## Records provided
= = =

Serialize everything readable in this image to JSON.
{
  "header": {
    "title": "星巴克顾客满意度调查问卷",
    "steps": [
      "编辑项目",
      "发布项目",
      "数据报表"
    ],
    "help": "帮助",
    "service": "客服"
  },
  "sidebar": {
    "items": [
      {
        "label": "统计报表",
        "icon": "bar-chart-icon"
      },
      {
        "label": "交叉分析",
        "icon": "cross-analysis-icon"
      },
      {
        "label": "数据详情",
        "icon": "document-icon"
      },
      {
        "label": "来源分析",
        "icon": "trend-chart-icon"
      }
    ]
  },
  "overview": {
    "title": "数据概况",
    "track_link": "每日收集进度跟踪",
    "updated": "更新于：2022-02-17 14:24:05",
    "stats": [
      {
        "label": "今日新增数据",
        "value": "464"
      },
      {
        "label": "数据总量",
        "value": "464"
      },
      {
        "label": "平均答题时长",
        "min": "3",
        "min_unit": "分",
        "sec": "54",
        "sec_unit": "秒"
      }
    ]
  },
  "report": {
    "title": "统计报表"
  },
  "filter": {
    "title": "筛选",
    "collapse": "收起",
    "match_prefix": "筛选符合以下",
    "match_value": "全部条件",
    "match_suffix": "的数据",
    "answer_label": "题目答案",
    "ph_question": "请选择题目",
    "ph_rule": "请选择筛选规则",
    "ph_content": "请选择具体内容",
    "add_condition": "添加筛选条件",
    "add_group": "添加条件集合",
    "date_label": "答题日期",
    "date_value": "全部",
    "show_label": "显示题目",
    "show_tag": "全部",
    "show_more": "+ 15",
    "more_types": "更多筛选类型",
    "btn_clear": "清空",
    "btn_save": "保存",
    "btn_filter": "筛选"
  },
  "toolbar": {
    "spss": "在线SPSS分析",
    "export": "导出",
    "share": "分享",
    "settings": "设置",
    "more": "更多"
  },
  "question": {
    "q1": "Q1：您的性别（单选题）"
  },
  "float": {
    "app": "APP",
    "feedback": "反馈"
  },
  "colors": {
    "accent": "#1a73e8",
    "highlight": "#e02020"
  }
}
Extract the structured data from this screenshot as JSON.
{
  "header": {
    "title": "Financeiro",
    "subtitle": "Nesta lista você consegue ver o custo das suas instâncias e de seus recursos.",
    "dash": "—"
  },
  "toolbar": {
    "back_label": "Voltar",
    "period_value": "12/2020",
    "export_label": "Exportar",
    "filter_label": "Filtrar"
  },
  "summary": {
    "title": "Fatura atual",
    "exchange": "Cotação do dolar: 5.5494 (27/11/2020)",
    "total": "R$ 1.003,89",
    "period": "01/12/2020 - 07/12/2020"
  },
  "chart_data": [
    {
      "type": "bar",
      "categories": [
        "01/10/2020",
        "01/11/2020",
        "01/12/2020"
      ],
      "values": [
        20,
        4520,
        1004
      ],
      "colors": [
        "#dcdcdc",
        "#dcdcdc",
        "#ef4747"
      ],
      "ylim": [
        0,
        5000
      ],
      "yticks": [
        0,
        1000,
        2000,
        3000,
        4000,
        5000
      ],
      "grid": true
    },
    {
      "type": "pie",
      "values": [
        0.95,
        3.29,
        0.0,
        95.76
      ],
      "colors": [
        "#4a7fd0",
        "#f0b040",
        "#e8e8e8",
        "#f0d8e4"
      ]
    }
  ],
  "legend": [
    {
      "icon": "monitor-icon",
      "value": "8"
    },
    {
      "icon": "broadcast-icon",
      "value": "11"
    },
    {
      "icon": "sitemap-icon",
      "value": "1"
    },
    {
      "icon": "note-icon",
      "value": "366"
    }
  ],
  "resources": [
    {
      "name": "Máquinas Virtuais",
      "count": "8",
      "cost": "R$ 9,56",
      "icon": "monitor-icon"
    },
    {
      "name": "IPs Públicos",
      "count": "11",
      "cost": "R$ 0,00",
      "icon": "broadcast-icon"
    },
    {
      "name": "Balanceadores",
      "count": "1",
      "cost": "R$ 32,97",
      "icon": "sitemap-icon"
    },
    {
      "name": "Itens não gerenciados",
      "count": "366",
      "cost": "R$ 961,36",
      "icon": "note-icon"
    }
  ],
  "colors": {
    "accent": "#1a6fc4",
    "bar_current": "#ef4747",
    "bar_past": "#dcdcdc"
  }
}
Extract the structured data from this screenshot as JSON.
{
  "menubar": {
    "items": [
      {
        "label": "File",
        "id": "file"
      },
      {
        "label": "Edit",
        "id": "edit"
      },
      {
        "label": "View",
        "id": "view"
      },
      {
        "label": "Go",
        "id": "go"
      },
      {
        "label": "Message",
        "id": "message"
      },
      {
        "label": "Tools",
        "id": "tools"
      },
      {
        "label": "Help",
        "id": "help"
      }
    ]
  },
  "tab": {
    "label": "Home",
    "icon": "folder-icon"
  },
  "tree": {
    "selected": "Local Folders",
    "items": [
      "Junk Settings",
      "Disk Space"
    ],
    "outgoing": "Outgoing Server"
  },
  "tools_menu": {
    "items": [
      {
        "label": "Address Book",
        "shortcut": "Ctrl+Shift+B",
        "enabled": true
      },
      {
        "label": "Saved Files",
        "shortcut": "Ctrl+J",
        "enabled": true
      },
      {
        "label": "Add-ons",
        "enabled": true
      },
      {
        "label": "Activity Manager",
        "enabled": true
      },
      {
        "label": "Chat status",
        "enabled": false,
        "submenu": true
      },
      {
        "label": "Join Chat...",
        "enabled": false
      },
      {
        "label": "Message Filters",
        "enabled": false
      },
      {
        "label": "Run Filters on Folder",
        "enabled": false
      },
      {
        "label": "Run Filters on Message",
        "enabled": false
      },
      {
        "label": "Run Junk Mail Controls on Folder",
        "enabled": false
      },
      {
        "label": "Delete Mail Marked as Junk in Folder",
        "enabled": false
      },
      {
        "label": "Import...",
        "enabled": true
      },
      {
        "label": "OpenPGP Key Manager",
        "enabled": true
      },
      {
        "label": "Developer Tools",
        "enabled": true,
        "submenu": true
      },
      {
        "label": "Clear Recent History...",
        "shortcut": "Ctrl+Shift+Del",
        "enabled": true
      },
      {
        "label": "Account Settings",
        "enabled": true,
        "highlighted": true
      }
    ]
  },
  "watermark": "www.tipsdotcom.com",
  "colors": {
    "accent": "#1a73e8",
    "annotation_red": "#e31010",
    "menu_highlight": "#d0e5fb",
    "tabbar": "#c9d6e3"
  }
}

= = =

## Task brief
What do the records say? Quote them all exactly.

## Exercise solution
Serialize everything readable in this image to JSON.
{
  "header": {
    "title": "星巴克顾客满意度调查问卷",
    "steps": [
      "编辑项目",
      "发布项目",
      "数据报表"
    ],
    "help": "帮助",
    "service": "客服"
  },
  "sidebar": {
    "items": [
      {
        "label": "统计报表",
        "icon": "bar-chart-icon"
      },
      {
        "label": "交叉分析",
        "icon": "cross-analysis-icon"
      },
      {
        "label": "数据详情",
        "icon": "document-icon"
      },
      {
        "label": "来源分析",
        "icon": "trend-chart-icon"
      }
    ]
  },
  "overview": {
    "title": "数据概况",
    "track_link": "每日收集进度跟踪",
    "updated": "更新于：2022-02-17 14:24:05",
    "stats": [
      {
        "label": "今日新增数据",
        "value": "464"
      },
      {
        "label": "数据总量",
        "value": "464"
      },
      {
        "label": "平均答题时长",
        "min": "3",
        "min_unit": "分",
        "sec": "54",
        "sec_unit": "秒"
      }
    ]
  },
  "report": {
    "title": "统计报表"
  },
  "filter": {
    "title": "筛选",
    "collapse": "收起",
    "match_prefix": "筛选符合以下",
    "match_value": "全部条件",
    "match_suffix": "的数据",
    "answer_label": "题目答案",
    "ph_question": "请选择题目",
    "ph_rule": "请选择筛选规则",
    "ph_content": "请选择具体内容",
    "add_condition": "添加筛选条件",
    "add_group": "添加条件集合",
    "date_label": "答题日期",
    "date_value": "全部",
    "show_label": "显示题目",
    "show_tag": "全部",
    "show_more": "+ 15",
    "more_types": "更多筛选类型",
    "btn_clear": "清空",
    "btn_save": "保存",
    "btn_filter": "筛选"
  },
  "toolbar": {
    "spss": "在线SPSS分析",
    "export": "导出",
    "share": "分享",
    "settings": "设置",
    "more": "更多"
  },
  "question": {
    "q1": "Q1：您的性别（单选题）"
  },
  "float": {
    "app": "APP",
    "feedback": "反馈"
  },
  "colors": {
    "accent": "#1a73e8",
    "highlight": "#e02020"
  }
}
Extract the structured data from this screenshot as JSON.
{
  "header": {
    "title": "Financeiro",
    "subtitle": "Nesta lista você consegue ver o custo das suas instâncias e de seus recursos.",
    "dash": "—"
  },
  "toolbar": {
    "back_label": "Voltar",
    "period_value": "12/2020",
    "export_label": "Exportar",
    "filter_label": "Filtrar"
  },
  "summary": {
    "title": "Fatura atual",
    "exchange": "Cotação do dolar: 5.5494 (27/11/2020)",
    "total": "R$ 1.003,89",
    "period": "01/12/2020 - 07/12/2020"
  },
  "chart_data": [
    {
      "type": "bar",
      "categories": [
        "01/10/2020",
        "01/11/2020",
        "01/12/2020"
      ],
      "values": [
        20,
        4520,
        1004
      ],
      "colors": [
        "#dcdcdc",
        "#dcdcdc",
        "#ef4747"
      ],
      "ylim": [
        0,
        5000
      ],
      "yticks": [
        0,
        1000,
        2000,
        3000,
        4000,
        5000
      ],
      "grid": true
    },
    {
      "type": "pie",
      "values": [
        0.95,
        3.29,
        0.0,
        95.76
      ],
      "colors": [
        "#4a7fd0",
        "#f0b040",
        "#e8e8e8",
        "#f0d8e4"
      ]
    }
  ],
  "legend": [
    {
      "icon": "monitor-icon",
      "value": "8"
    },
    {
      "icon": "broadcast-icon",
      "value": "11"
    },
    {
      "icon": "sitemap-icon",
      "value": "1"
    },
    {
      "icon": "note-icon",
      "value": "366"
    }
  ],
  "resources": [
    {
      "name": "Máquinas Virtuais",
      "count": "8",
      "cost": "R$ 9,56",
      "icon": "monitor-icon"
    },
    {
      "name": "IPs Públicos",
      "count": "11",
      "cost": "R$ 0,00",
      "icon": "broadcast-icon"
    },
    {
      "name": "Balanceadores",
      "count": "1",
      "cost": "R$ 32,97",
      "icon": "sitemap-icon"
    },
    {
      "name": "Itens não gerenciados",
      "count": "366",
      "cost": "R$ 961,36",
      "icon": "note-icon"
    }
  ],
  "colors": {
    "accent": "#1a6fc4",
    "bar_current": "#ef4747",
    "bar_past": "#dcdcdc"
  }
}
Extract the structured data from this screenshot as JSON.
{
  "menubar": {
    "items": [
      {
        "label": "File",
        "id": "file"
      },
      {
        "label": "Edit",
        "id": "edit"
      },
      {
        "label": "View",
        "id": "view"
      },
      {
        "label": "Go",
        "id": "go"
      },
      {
        "label": "Message",
        "id": "message"
      },
      {
        "label": "Tools",
        "id": "tools"
      },
      {
        "label": "Help",
        "id": "help"
      }
    ]
  },
  "tab": {
    "label": "Home",
    "icon": "folder-icon"
  },
  "tree": {
    "selected": "Local Folders",
    "items": [
      "Junk Settings",
      "Disk Space"
    ],
    "outgoing": "Outgoing Server"
  },
  "tools_menu": {
    "items": [
      {
        "label": "Address Book",
        "shortcut": "Ctrl+Shift+B",
        "enabled": true
      },
      {
        "label": "Saved Files",
        "shortcut": "Ctrl+J",
        "enabled": true
      },
      {
        "label": "Add-ons",
        "enabled": true
      },
      {
        "label": "Activity Manager",
        "enabled": true
      },
      {
        "label": "Chat status",
        "enabled": false,
        "submenu": true
      },
      {
        "label": "Join Chat...",
        "enabled": false
      },
      {
        "label": "Message Filters",
        "enabled": false
      },
      {
        "label": "Run Filters on Folder",
        "enabled": false
      },
      {
        "label": "Run Filters on Message",
        "enabled": false
      },
      {
        "label": "Run Junk Mail Controls on Folder",
        "enabled": false
      },
      {
        "label": "Delete Mail Marked as Junk in Folder",
        "enabled": false
      },
      {
        "label": "Import...",
        "enabled": true
      },
      {
        "label": "OpenPGP Key Manager",
        "enabled": true
      },
      {
        "label": "Developer Tools",
        "enabled": true,
        "submenu": true
      },
      {
        "label": "Clear Recent History...",
        "shortcut": "Ctrl+Shift+Del",
        "enabled": true
      },
      {
        "label": "Account Settings",
        "enabled": true,
        "highlighted": true
      }
    ]
  },
  "watermark": "www.tipsdotcom.com",
  "colors": {
    "accent": "#1a73e8",
    "annotation_red": "#e31010",
    "menu_highlight": "#d0e5fb",
    "tabbar": "#c9d6e3"
  }
}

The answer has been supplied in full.